━━ STORED ROWS ━━
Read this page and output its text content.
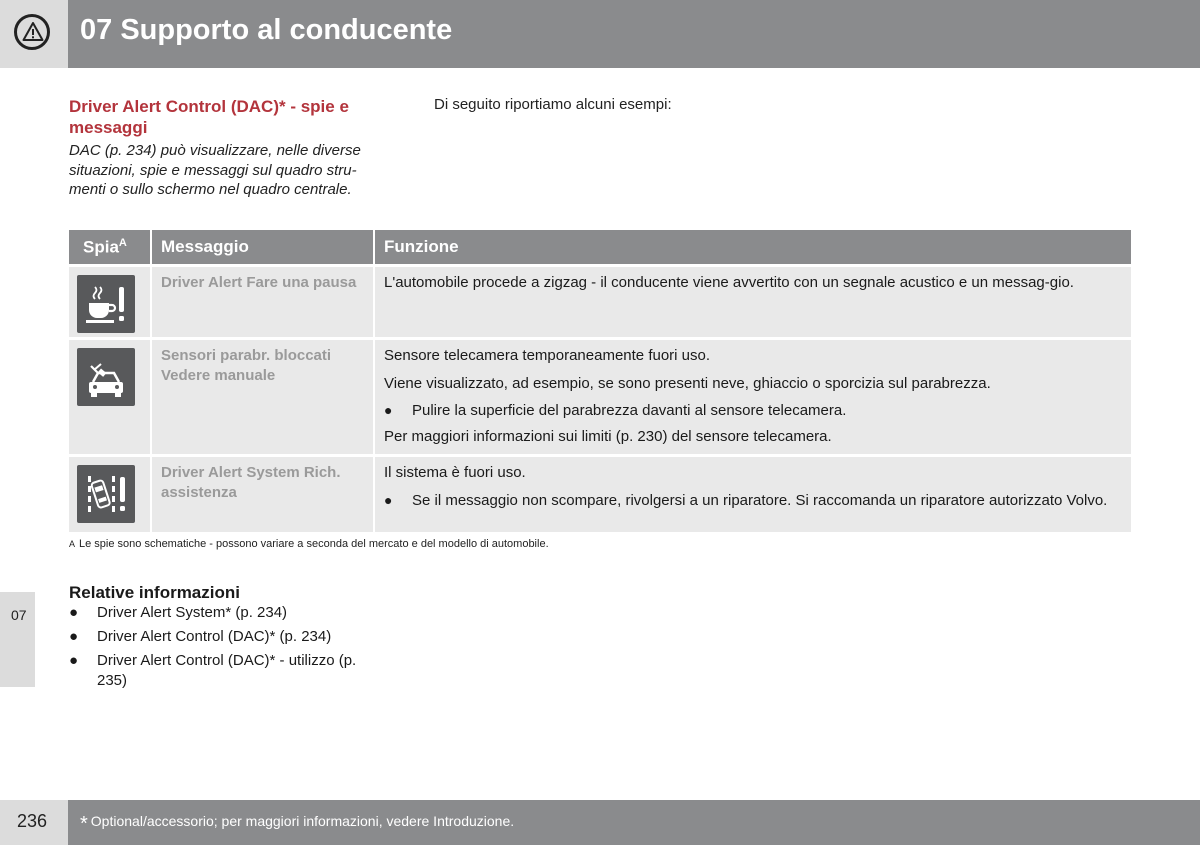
07 Supporto al conducente
Driver Alert Control (DAC)* - spie e messaggi
DAC (p. 234) può visualizzare, nelle diverse situazioni, spie e messaggi sul quadro stru-menti o sullo schermo nel quadro centrale.
Di seguito riportiamo alcuni esempi:
Spia$^A$	Messaggio	Funzione

	Driver Alert Fare una pausa	L'automobile procede a zigzag - il conducente viene avvertito con un segnale acustico e un messag-gio.

	Sensori parabr. bloccati Vedere manuale	Sensore telecamera temporaneamente fuori uso.
Viene visualizzato, ad esempio, se sono presenti neve, ghiaccio o sporcizia sul parabrezza.
● Pulire la superficie del parabrezza davanti al sensore telecamera.
Per maggiori informazioni sui limiti (p. 230) del sensore telecamera.

	Driver Alert System Rich. assistenza	Il sistema è fuori uso.
● Se il messaggio non scompare, rivolgersi a un riparatore. Si raccomanda un riparatore autorizzato Volvo.
A Le spie sono schematiche - possono variare a seconda del mercato e del modello di automobile.
Relative informazioni
●	Driver Alert System* (p. 234)
●	Driver Alert Control (DAC)* (p. 234)
●	Driver Alert Control (DAC)* - utilizzo (p. 235)
07
236 * Optional/accessorio; per maggiori informazioni, vedere Introduzione.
━━━
Reproduce all of the material above word for word. Omit the pictures.

*RESULT OF THE EXERCISE*:
Read this page and output its text content.
07 Supporto al conducente
Driver Alert Control (DAC)* - spie e messaggi
DAC (p. 234) può visualizzare, nelle diverse situazioni, spie e messaggi sul quadro stru-menti o sullo schermo nel quadro centrale.
Di seguito riportiamo alcuni esempi:
Spia$^A$	Messaggio	Funzione

	Driver Alert Fare una pausa	L'automobile procede a zigzag - il conducente viene avvertito con un segnale acustico e un messag-gio.

	Sensori parabr. bloccati Vedere manuale	Sensore telecamera temporaneamente fuori uso.
Viene visualizzato, ad esempio, se sono presenti neve, ghiaccio o sporcizia sul parabrezza.
● Pulire la superficie del parabrezza davanti al sensore telecamera.
Per maggiori informazioni sui limiti (p. 230) del sensore telecamera.

	Driver Alert System Rich. assistenza	Il sistema è fuori uso.
● Se il messaggio non scompare, rivolgersi a un riparatore. Si raccomanda un riparatore autorizzato Volvo.
A Le spie sono schematiche - possono variare a seconda del mercato e del modello di automobile.
Relative informazioni
●	Driver Alert System* (p. 234)
●	Driver Alert Control (DAC)* (p. 234)
●	Driver Alert Control (DAC)* - utilizzo (p. 235)
07
236 * Optional/accessorio; per maggiori informazioni, vedere Introduzione.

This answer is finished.